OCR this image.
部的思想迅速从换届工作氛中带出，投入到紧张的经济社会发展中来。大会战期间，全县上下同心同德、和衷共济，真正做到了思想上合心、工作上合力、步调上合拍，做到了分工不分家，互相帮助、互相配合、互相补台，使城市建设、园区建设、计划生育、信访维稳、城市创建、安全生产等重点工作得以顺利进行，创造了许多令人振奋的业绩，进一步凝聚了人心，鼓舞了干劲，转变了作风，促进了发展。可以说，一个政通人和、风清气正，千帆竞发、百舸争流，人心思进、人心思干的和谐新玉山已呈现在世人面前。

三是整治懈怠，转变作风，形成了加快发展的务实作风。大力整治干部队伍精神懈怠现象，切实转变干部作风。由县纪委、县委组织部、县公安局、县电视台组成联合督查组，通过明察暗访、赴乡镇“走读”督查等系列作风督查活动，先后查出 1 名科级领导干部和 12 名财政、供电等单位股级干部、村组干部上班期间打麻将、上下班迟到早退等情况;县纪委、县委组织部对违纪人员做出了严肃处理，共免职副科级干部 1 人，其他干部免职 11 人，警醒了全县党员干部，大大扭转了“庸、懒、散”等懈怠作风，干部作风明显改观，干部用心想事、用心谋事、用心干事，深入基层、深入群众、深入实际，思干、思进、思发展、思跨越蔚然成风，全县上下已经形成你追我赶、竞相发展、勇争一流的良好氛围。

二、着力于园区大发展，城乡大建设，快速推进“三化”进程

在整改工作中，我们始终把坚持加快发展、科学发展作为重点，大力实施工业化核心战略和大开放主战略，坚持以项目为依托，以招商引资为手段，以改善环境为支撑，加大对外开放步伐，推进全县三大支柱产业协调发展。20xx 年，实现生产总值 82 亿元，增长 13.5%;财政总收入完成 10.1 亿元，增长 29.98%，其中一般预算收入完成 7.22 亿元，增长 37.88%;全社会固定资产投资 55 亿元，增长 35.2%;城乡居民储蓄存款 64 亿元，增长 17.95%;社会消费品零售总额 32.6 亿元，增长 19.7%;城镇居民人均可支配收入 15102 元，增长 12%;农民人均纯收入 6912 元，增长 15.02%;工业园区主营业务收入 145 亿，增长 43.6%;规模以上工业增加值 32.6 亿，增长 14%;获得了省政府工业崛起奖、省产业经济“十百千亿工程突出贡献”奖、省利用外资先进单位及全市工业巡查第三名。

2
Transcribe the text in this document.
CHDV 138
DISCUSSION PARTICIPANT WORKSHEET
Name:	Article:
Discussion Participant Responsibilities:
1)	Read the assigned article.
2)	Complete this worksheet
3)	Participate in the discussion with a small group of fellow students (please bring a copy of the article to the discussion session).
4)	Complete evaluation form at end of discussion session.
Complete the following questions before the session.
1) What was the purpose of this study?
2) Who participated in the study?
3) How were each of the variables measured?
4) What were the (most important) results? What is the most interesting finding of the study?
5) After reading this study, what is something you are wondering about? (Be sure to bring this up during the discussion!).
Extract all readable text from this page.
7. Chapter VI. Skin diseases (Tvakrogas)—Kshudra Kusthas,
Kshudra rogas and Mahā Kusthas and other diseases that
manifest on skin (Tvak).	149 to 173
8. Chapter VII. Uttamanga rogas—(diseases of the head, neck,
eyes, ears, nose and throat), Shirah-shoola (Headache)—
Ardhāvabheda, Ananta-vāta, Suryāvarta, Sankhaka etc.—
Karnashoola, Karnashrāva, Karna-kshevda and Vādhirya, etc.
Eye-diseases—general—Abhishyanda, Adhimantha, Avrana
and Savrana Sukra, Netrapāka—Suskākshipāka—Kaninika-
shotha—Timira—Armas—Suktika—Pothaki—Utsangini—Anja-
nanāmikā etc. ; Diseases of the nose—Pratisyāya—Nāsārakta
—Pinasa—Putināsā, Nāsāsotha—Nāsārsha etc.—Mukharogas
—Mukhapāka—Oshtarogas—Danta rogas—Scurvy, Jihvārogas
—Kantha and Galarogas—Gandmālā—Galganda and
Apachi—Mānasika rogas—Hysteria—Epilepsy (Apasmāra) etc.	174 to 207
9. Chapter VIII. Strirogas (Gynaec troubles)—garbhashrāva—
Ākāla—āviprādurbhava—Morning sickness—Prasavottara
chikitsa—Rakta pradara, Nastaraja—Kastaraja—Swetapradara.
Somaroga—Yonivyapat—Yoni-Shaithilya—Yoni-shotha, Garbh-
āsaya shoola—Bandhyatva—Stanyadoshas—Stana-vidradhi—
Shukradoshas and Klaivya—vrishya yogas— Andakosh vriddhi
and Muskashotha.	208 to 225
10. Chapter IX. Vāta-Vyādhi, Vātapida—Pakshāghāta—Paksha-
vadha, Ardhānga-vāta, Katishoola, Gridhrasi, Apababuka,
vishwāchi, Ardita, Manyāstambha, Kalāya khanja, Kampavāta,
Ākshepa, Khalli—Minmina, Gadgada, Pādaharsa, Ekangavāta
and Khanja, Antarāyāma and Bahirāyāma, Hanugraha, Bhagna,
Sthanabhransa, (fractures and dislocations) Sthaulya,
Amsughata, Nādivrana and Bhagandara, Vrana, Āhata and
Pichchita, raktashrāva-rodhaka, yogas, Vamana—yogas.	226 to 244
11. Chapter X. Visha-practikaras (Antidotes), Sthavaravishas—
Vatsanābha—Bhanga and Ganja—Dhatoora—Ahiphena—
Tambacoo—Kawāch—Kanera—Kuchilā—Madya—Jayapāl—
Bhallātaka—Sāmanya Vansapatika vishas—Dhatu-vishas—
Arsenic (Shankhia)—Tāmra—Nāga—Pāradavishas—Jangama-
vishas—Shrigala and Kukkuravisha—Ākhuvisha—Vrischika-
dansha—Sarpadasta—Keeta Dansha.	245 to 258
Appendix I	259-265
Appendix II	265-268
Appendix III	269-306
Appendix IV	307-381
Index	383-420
——
→ Your instructions: Go through the material above line by line and copy it exactly.

→ Correct response:
OCR this image.
部的思想迅速从换届工作氛中带出，投入到紧张的经济社会发展中来。大会战期间，全县上下同心同德、和衷共济，真正做到了思想上合心、工作上合力、步调上合拍，做到了分工不分家，互相帮助、互相配合、互相补台，使城市建设、园区建设、计划生育、信访维稳、城市创建、安全生产等重点工作得以顺利进行，创造了许多令人振奋的业绩，进一步凝聚了人心，鼓舞了干劲，转变了作风，促进了发展。可以说，一个政通人和、风清气正，千帆竞发、百舸争流，人心思进、人心思干的和谐新玉山已呈现在世人面前。

三是整治懈怠，转变作风，形成了加快发展的务实作风。大力整治干部队伍精神懈怠现象，切实转变干部作风。由县纪委、县委组织部、县公安局、县电视台组成联合督查组，通过明察暗访、赴乡镇“走读”督查等系列作风督查活动，先后查出 1 名科级领导干部和 12 名财政、供电等单位股级干部、村组干部上班期间打麻将、上下班迟到早退等情况;县纪委、县委组织部对违纪人员做出了严肃处理，共免职副科级干部 1 人，其他干部免职 11 人，警醒了全县党员干部，大大扭转了“庸、懒、散”等懈怠作风，干部作风明显改观，干部用心想事、用心谋事、用心干事，深入基层、深入群众、深入实际，思干、思进、思发展、思跨越蔚然成风，全县上下已经形成你追我赶、竞相发展、勇争一流的良好氛围。

二、着力于园区大发展，城乡大建设，快速推进“三化”进程

在整改工作中，我们始终把坚持加快发展、科学发展作为重点，大力实施工业化核心战略和大开放主战略，坚持以项目为依托，以招商引资为手段，以改善环境为支撑，加大对外开放步伐，推进全县三大支柱产业协调发展。20xx 年，实现生产总值 82 亿元，增长 13.5%;财政总收入完成 10.1 亿元，增长 29.98%，其中一般预算收入完成 7.22 亿元，增长 37.88%;全社会固定资产投资 55 亿元，增长 35.2%;城乡居民储蓄存款 64 亿元，增长 17.95%;社会消费品零售总额 32.6 亿元，增长 19.7%;城镇居民人均可支配收入 15102 元，增长 12%;农民人均纯收入 6912 元，增长 15.02%;工业园区主营业务收入 145 亿，增长 43.6%;规模以上工业增加值 32.6 亿，增长 14%;获得了省政府工业崛起奖、省产业经济“十百千亿工程突出贡献”奖、省利用外资先进单位及全市工业巡查第三名。

2
Transcribe the text in this document.
CHDV 138
DISCUSSION PARTICIPANT WORKSHEET
Name:	Article:
Discussion Participant Responsibilities:
1)	Read the assigned article.
2)	Complete this worksheet
3)	Participate in the discussion with a small group of fellow students (please bring a copy of the article to the discussion session).
4)	Complete evaluation form at end of discussion session.
Complete the following questions before the session.
1) What was the purpose of this study?
2) Who participated in the study?
3) How were each of the variables measured?
4) What were the (most important) results? What is the most interesting finding of the study?
5) After reading this study, what is something you are wondering about? (Be sure to bring this up during the discussion!).
Extract all readable text from this page.
7. Chapter VI. Skin diseases (Tvakrogas)—Kshudra Kusthas,
Kshudra rogas and Mahā Kusthas and other diseases that
manifest on skin (Tvak).	149 to 173
8. Chapter VII. Uttamanga rogas—(diseases of the head, neck,
eyes, ears, nose and throat), Shirah-shoola (Headache)—
Ardhāvabheda, Ananta-vāta, Suryāvarta, Sankhaka etc.—
Karnashoola, Karnashrāva, Karna-kshevda and Vādhirya, etc.
Eye-diseases—general—Abhishyanda, Adhimantha, Avrana
and Savrana Sukra, Netrapāka—Suskākshipāka—Kaninika-
shotha—Timira—Armas—Suktika—Pothaki—Utsangini—Anja-
nanāmikā etc. ; Diseases of the nose—Pratisyāya—Nāsārakta
—Pinasa—Putināsā, Nāsāsotha—Nāsārsha etc.—Mukharogas
—Mukhapāka—Oshtarogas—Danta rogas—Scurvy, Jihvārogas
—Kantha and Galarogas—Gandmālā—Galganda and
Apachi—Mānasika rogas—Hysteria—Epilepsy (Apasmāra) etc.	174 to 207
9. Chapter VIII. Strirogas (Gynaec troubles)—garbhashrāva—
Ākāla—āviprādurbhava—Morning sickness—Prasavottara
chikitsa—Rakta pradara, Nastaraja—Kastaraja—Swetapradara.
Somaroga—Yonivyapat—Yoni-Shaithilya—Yoni-shotha, Garbh-
āsaya shoola—Bandhyatva—Stanyadoshas—Stana-vidradhi—
Shukradoshas and Klaivya—vrishya yogas— Andakosh vriddhi
and Muskashotha.	208 to 225
10. Chapter IX. Vāta-Vyādhi, Vātapida—Pakshāghāta—Paksha-
vadha, Ardhānga-vāta, Katishoola, Gridhrasi, Apababuka,
vishwāchi, Ardita, Manyāstambha, Kalāya khanja, Kampavāta,
Ākshepa, Khalli—Minmina, Gadgada, Pādaharsa, Ekangavāta
and Khanja, Antarāyāma and Bahirāyāma, Hanugraha, Bhagna,
Sthanabhransa, (fractures and dislocations) Sthaulya,
Amsughata, Nādivrana and Bhagandara, Vrana, Āhata and
Pichchita, raktashrāva-rodhaka, yogas, Vamana—yogas.	226 to 244
11. Chapter X. Visha-practikaras (Antidotes), Sthavaravishas—
Vatsanābha—Bhanga and Ganja—Dhatoora—Ahiphena—
Tambacoo—Kawāch—Kanera—Kuchilā—Madya—Jayapāl—
Bhallātaka—Sāmanya Vansapatika vishas—Dhatu-vishas—
Arsenic (Shankhia)—Tāmra—Nāga—Pāradavishas—Jangama-
vishas—Shrigala and Kukkuravisha—Ākhuvisha—Vrischika-
dansha—Sarpadasta—Keeta Dansha.	245 to 258
Appendix I	259-265
Appendix II	265-268
Appendix III	269-306
Appendix IV	307-381
Index	383-420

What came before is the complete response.